▶ **Work to be completed**
Take the records underneath and set them down exactly.
* begin *
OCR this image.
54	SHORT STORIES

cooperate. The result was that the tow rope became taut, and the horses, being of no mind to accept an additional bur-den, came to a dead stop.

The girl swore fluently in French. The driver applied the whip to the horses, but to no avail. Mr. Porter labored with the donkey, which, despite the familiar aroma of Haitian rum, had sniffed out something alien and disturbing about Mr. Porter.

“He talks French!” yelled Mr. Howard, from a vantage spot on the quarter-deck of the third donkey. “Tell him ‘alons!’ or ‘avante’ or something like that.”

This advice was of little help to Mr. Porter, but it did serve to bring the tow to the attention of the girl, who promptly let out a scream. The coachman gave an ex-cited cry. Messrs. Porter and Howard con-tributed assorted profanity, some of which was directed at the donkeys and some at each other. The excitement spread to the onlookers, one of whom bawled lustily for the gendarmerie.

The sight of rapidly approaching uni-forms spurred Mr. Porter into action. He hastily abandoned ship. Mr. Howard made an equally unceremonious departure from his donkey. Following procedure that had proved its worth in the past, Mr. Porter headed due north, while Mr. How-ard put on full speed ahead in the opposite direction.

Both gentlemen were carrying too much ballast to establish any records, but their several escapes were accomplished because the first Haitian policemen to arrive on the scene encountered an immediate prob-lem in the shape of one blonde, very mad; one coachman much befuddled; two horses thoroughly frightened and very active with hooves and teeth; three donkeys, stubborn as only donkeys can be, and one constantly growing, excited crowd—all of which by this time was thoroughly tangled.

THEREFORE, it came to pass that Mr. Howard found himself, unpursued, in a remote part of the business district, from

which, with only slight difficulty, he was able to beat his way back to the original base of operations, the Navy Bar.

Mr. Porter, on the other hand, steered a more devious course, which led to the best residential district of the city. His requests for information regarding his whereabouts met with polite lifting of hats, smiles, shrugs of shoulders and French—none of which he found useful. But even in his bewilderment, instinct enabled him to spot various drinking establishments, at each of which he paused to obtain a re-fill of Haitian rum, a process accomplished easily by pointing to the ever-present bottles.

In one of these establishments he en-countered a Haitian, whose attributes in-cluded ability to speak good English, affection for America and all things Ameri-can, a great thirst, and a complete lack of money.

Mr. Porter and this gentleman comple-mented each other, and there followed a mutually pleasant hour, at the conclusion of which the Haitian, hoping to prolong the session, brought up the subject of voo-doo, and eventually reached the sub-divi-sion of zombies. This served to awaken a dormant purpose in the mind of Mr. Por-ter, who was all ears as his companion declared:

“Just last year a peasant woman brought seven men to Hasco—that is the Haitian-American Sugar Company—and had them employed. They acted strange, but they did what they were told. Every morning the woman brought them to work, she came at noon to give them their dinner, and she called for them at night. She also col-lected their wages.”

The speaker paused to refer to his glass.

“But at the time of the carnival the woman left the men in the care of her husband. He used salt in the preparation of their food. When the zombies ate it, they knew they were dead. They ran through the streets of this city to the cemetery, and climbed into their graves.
* end *
▶ **Answer below**
OCR this image.
54	SHORT STORIES

cooperate. The result was that the tow rope became taut, and the horses, being of no mind to accept an additional bur-den, came to a dead stop.

The girl swore fluently in French. The driver applied the whip to the horses, but to no avail. Mr. Porter labored with the donkey, which, despite the familiar aroma of Haitian rum, had sniffed out something alien and disturbing about Mr. Porter.

“He talks French!” yelled Mr. Howard, from a vantage spot on the quarter-deck of the third donkey. “Tell him ‘alons!’ or ‘avante’ or something like that.”

This advice was of little help to Mr. Porter, but it did serve to bring the tow to the attention of the girl, who promptly let out a scream. The coachman gave an ex-cited cry. Messrs. Porter and Howard con-tributed assorted profanity, some of which was directed at the donkeys and some at each other. The excitement spread to the onlookers, one of whom bawled lustily for the gendarmerie.

The sight of rapidly approaching uni-forms spurred Mr. Porter into action. He hastily abandoned ship. Mr. Howard made an equally unceremonious departure from his donkey. Following procedure that had proved its worth in the past, Mr. Porter headed due north, while Mr. How-ard put on full speed ahead in the opposite direction.

Both gentlemen were carrying too much ballast to establish any records, but their several escapes were accomplished because the first Haitian policemen to arrive on the scene encountered an immediate prob-lem in the shape of one blonde, very mad; one coachman much befuddled; two horses thoroughly frightened and very active with hooves and teeth; three donkeys, stubborn as only donkeys can be, and one constantly growing, excited crowd—all of which by this time was thoroughly tangled.

THEREFORE, it came to pass that Mr. Howard found himself, unpursued, in a remote part of the business district, from

which, with only slight difficulty, he was able to beat his way back to the original base of operations, the Navy Bar.

Mr. Porter, on the other hand, steered a more devious course, which led to the best residential district of the city. His requests for information regarding his whereabouts met with polite lifting of hats, smiles, shrugs of shoulders and French—none of which he found useful. But even in his bewilderment, instinct enabled him to spot various drinking establishments, at each of which he paused to obtain a re-fill of Haitian rum, a process accomplished easily by pointing to the ever-present bottles.

In one of these establishments he en-countered a Haitian, whose attributes in-cluded ability to speak good English, affection for America and all things Ameri-can, a great thirst, and a complete lack of money.

Mr. Porter and this gentleman comple-mented each other, and there followed a mutually pleasant hour, at the conclusion of which the Haitian, hoping to prolong the session, brought up the subject of voo-doo, and eventually reached the sub-divi-sion of zombies. This served to awaken a dormant purpose in the mind of Mr. Por-ter, who was all ears as his companion declared:

“Just last year a peasant woman brought seven men to Hasco—that is the Haitian-American Sugar Company—and had them employed. They acted strange, but they did what they were told. Every morning the woman brought them to work, she came at noon to give them their dinner, and she called for them at night. She also col-lected their wages.”

The speaker paused to refer to his glass.

“But at the time of the carnival the woman left the men in the care of her husband. He used salt in the preparation of their food. When the zombies ate it, they knew they were dead. They ran through the streets of this city to the cemetery, and climbed into their graves.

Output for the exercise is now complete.